--- EXTRACTED ENTRIES ---

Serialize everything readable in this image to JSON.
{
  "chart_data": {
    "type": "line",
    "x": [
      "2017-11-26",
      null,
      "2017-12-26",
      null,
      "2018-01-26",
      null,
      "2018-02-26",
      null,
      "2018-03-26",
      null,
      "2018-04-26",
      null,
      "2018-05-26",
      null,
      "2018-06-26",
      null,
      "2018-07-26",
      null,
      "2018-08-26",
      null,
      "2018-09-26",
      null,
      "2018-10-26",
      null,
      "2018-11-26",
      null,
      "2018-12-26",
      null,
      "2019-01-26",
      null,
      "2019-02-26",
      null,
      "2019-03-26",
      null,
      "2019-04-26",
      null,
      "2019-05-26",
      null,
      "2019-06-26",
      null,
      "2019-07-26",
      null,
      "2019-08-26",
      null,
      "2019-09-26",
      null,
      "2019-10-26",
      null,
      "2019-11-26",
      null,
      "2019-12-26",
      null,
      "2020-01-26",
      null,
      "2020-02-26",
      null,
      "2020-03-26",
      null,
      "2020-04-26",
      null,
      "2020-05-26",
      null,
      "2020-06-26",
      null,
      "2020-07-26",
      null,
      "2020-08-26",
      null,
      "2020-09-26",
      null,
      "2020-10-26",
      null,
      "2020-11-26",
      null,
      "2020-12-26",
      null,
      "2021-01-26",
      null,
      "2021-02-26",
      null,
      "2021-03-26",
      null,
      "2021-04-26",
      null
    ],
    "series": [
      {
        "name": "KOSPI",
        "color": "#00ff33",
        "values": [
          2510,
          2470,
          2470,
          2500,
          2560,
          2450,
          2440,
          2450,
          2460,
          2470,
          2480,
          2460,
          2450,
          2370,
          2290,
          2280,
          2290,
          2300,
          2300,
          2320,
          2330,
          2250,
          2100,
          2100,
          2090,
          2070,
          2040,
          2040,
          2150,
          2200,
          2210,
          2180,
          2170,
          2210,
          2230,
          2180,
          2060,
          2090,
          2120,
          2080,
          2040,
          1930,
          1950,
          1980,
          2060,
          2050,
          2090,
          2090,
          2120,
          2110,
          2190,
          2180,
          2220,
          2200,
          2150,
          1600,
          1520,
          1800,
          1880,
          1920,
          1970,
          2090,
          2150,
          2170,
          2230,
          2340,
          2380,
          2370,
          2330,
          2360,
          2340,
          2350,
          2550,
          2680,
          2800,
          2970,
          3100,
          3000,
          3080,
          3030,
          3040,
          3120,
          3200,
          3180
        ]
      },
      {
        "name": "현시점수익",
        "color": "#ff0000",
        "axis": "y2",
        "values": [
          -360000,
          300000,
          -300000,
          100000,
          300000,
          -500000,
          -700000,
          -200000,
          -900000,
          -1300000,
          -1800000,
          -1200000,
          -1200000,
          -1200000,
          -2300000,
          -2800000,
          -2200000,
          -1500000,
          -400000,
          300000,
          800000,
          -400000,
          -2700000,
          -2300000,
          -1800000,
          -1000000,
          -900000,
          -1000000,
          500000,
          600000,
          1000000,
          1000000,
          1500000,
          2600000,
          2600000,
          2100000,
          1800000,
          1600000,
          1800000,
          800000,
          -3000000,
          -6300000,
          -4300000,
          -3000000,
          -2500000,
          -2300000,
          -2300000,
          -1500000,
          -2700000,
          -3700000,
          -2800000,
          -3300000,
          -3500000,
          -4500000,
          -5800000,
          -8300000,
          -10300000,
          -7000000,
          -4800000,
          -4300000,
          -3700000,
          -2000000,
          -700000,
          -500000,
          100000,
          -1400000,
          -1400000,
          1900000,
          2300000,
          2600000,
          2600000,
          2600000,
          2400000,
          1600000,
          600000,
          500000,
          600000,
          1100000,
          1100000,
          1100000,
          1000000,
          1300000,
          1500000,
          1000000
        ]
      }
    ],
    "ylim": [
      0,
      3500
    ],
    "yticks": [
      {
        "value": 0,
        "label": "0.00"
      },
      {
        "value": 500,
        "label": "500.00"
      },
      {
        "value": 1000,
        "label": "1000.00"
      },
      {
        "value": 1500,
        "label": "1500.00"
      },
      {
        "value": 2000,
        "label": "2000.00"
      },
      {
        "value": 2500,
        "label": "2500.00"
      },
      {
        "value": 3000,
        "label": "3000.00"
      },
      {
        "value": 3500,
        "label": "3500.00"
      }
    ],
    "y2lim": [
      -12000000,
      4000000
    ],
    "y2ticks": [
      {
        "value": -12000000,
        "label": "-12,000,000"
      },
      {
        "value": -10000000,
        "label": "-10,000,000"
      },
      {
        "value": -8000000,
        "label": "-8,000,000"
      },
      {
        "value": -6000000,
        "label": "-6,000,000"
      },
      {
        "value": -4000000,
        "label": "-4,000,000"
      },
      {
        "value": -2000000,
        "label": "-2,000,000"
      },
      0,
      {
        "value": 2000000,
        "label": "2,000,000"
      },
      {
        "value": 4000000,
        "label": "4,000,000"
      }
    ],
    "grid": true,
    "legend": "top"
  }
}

---

◆ AIM OF THE TASK:
Repeat each record in full; every line must match exactly.

◆ RIGHT ANSWER:
Serialize everything readable in this image to JSON.
{
  "chart_data": {
    "type": "line",
    "x": [
      "2017-11-26",
      null,
      "2017-12-26",
      null,
      "2018-01-26",
      null,
      "2018-02-26",
      null,
      "2018-03-26",
      null,
      "2018-04-26",
      null,
      "2018-05-26",
      null,
      "2018-06-26",
      null,
      "2018-07-26",
      null,
      "2018-08-26",
      null,
      "2018-09-26",
      null,
      "2018-10-26",
      null,
      "2018-11-26",
      null,
      "2018-12-26",
      null,
      "2019-01-26",
      null,
      "2019-02-26",
      null,
      "2019-03-26",
      null,
      "2019-04-26",
      null,
      "2019-05-26",
      null,
      "2019-06-26",
      null,
      "2019-07-26",
      null,
      "2019-08-26",
      null,
      "2019-09-26",
      null,
      "2019-10-26",
      null,
      "2019-11-26",
      null,
      "2019-12-26",
      null,
      "2020-01-26",
      null,
      "2020-02-26",
      null,
      "2020-03-26",
      null,
      "2020-04-26",
      null,
      "2020-05-26",
      null,
      "2020-06-26",
      null,
      "2020-07-26",
      null,
      "2020-08-26",
      null,
      "2020-09-26",
      null,
      "2020-10-26",
      null,
      "2020-11-26",
      null,
      "2020-12-26",
      null,
      "2021-01-26",
      null,
      "2021-02-26",
      null,
      "2021-03-26",
      null,
      "2021-04-26",
      null
    ],
    "series": [
      {
        "name": "KOSPI",
        "color": "#00ff33",
        "values": [
          2510,
          2470,
          2470,
          2500,
          2560,
          2450,
          2440,
          2450,
          2460,
          2470,
          2480,
          2460,
          2450,
          2370,
          2290,
          2280,
          2290,
          2300,
          2300,
          2320,
          2330,
          2250,
          2100,
          2100,
          2090,
          2070,
          2040,
          2040,
          2150,
          2200,
          2210,
          2180,
          2170,
          2210,
          2230,
          2180,
          2060,
          2090,
          2120,
          2080,
          2040,
          1930,
          1950,
          1980,
          2060,
          2050,
          2090,
          2090,
          2120,
          2110,
          2190,
          2180,
          2220,
          2200,
          2150,
          1600,
          1520,
          1800,
          1880,
          1920,
          1970,
          2090,
          2150,
          2170,
          2230,
          2340,
          2380,
          2370,
          2330,
          2360,
          2340,
          2350,
          2550,
          2680,
          2800,
          2970,
          3100,
          3000,
          3080,
          3030,
          3040,
          3120,
          3200,
          3180
        ]
      },
      {
        "name": "현시점수익",
        "color": "#ff0000",
        "axis": "y2",
        "values": [
          -360000,
          300000,
          -300000,
          100000,
          300000,
          -500000,
          -700000,
          -200000,
          -900000,
          -1300000,
          -1800000,
          -1200000,
          -1200000,
          -1200000,
          -2300000,
          -2800000,
          -2200000,
          -1500000,
          -400000,
          300000,
          800000,
          -400000,
          -2700000,
          -2300000,
          -1800000,
          -1000000,
          -900000,
          -1000000,
          500000,
          600000,
          1000000,
          1000000,
          1500000,
          2600000,
          2600000,
          2100000,
          1800000,
          1600000,
          1800000,
          800000,
          -3000000,
          -6300000,
          -4300000,
          -3000000,
          -2500000,
          -2300000,
          -2300000,
          -1500000,
          -2700000,
          -3700000,
          -2800000,
          -3300000,
          -3500000,
          -4500000,
          -5800000,
          -8300000,
          -10300000,
          -7000000,
          -4800000,
          -4300000,
          -3700000,
          -2000000,
          -700000,
          -500000,
          100000,
          -1400000,
          -1400000,
          1900000,
          2300000,
          2600000,
          2600000,
          2600000,
          2400000,
          1600000,
          600000,
          500000,
          600000,
          1100000,
          1100000,
          1100000,
          1000000,
          1300000,
          1500000,
          1000000
        ]
      }
    ],
    "ylim": [
      0,
      3500
    ],
    "yticks": [
      {
        "value": 0,
        "label": "0.00"
      },
      {
        "value": 500,
        "label": "500.00"
      },
      {
        "value": 1000,
        "label": "1000.00"
      },
      {
        "value": 1500,
        "label": "1500.00"
      },
      {
        "value": 2000,
        "label": "2000.00"
      },
      {
        "value": 2500,
        "label": "2500.00"
      },
      {
        "value": 3000,
        "label": "3000.00"
      },
      {
        "value": 3500,
        "label": "3500.00"
      }
    ],
    "y2lim": [
      -12000000,
      4000000
    ],
    "y2ticks": [
      {
        "value": -12000000,
        "label": "-12,000,000"
      },
      {
        "value": -10000000,
        "label": "-10,000,000"
      },
      {
        "value": -8000000,
        "label": "-8,000,000"
      },
      {
        "value": -6000000,
        "label": "-6,000,000"
      },
      {
        "value": -4000000,
        "label": "-4,000,000"
      },
      {
        "value": -2000000,
        "label": "-2,000,000"
      },
      0,
      {
        "value": 2000000,
        "label": "2,000,000"
      },
      {
        "value": 4000000,
        "label": "4,000,000"
      }
    ],
    "grid": true,
    "legend": "top"
  }
}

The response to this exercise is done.